→ The records:
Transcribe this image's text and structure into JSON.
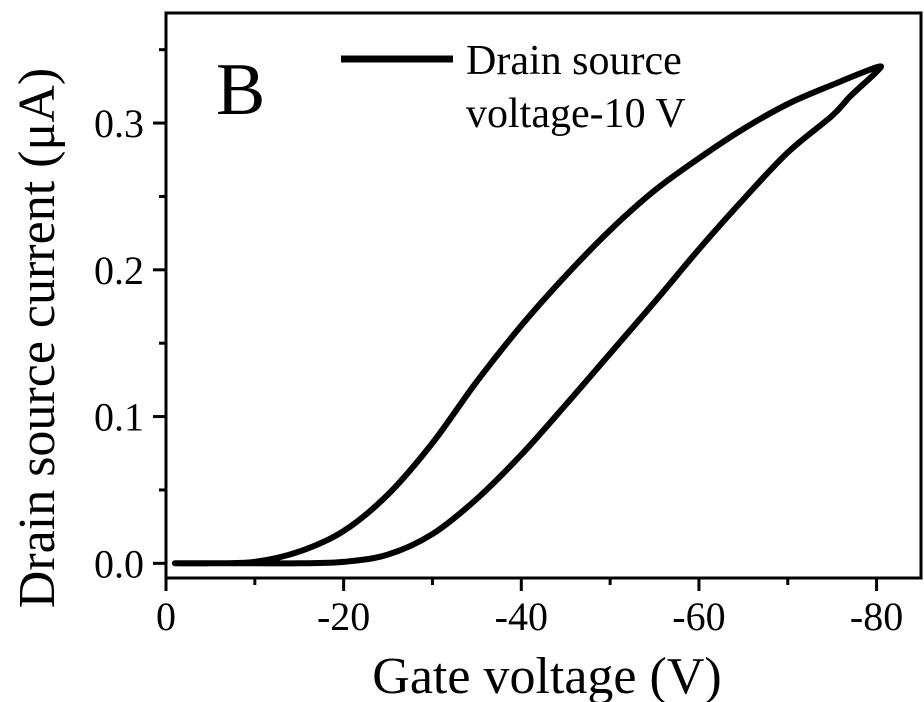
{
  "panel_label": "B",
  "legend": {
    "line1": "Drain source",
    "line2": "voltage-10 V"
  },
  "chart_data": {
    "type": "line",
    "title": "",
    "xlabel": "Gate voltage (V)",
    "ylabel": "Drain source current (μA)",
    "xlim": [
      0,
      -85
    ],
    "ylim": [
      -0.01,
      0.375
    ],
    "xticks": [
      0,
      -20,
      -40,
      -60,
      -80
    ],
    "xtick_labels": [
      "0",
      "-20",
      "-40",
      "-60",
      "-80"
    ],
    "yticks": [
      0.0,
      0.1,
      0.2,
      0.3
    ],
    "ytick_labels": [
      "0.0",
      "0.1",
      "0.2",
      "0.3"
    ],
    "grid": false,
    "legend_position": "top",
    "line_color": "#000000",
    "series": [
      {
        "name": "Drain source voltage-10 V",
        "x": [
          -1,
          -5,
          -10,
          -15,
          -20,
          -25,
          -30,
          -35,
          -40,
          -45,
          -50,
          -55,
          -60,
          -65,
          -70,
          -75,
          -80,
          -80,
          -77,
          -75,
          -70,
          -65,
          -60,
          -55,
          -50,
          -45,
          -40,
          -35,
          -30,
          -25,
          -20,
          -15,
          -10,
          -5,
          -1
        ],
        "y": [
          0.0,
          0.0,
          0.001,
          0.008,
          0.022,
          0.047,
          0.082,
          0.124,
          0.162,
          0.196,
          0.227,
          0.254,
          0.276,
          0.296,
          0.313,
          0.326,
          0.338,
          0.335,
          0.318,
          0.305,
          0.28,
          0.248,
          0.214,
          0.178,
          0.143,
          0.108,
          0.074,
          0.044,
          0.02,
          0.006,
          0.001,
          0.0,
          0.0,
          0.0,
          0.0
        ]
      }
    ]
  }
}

→ Instructions to follow: Can the entries above be repeated exactly, without their pictures?

→ The result:
Transcribe this image's text and structure into JSON.
{
  "panel_label": "B",
  "legend": {
    "line1": "Drain source",
    "line2": "voltage-10 V"
  },
  "chart_data": {
    "type": "line",
    "title": "",
    "xlabel": "Gate voltage (V)",
    "ylabel": "Drain source current (μA)",
    "xlim": [
      0,
      -85
    ],
    "ylim": [
      -0.01,
      0.375
    ],
    "xticks": [
      0,
      -20,
      -40,
      -60,
      -80
    ],
    "xtick_labels": [
      "0",
      "-20",
      "-40",
      "-60",
      "-80"
    ],
    "yticks": [
      0.0,
      0.1,
      0.2,
      0.3
    ],
    "ytick_labels": [
      "0.0",
      "0.1",
      "0.2",
      "0.3"
    ],
    "grid": false,
    "legend_position": "top",
    "line_color": "#000000",
    "series": [
      {
        "name": "Drain source voltage-10 V",
        "x": [
          -1,
          -5,
          -10,
          -15,
          -20,
          -25,
          -30,
          -35,
          -40,
          -45,
          -50,
          -55,
          -60,
          -65,
          -70,
          -75,
          -80,
          -80,
          -77,
          -75,
          -70,
          -65,
          -60,
          -55,
          -50,
          -45,
          -40,
          -35,
          -30,
          -25,
          -20,
          -15,
          -10,
          -5,
          -1
        ],
        "y": [
          0.0,
          0.0,
          0.001,
          0.008,
          0.022,
          0.047,
          0.082,
          0.124,
          0.162,
          0.196,
          0.227,
          0.254,
          0.276,
          0.296,
          0.313,
          0.326,
          0.338,
          0.335,
          0.318,
          0.305,
          0.28,
          0.248,
          0.214,
          0.178,
          0.143,
          0.108,
          0.074,
          0.044,
          0.02,
          0.006,
          0.001,
          0.0,
          0.0,
          0.0,
          0.0
        ]
      }
    ]
  }
}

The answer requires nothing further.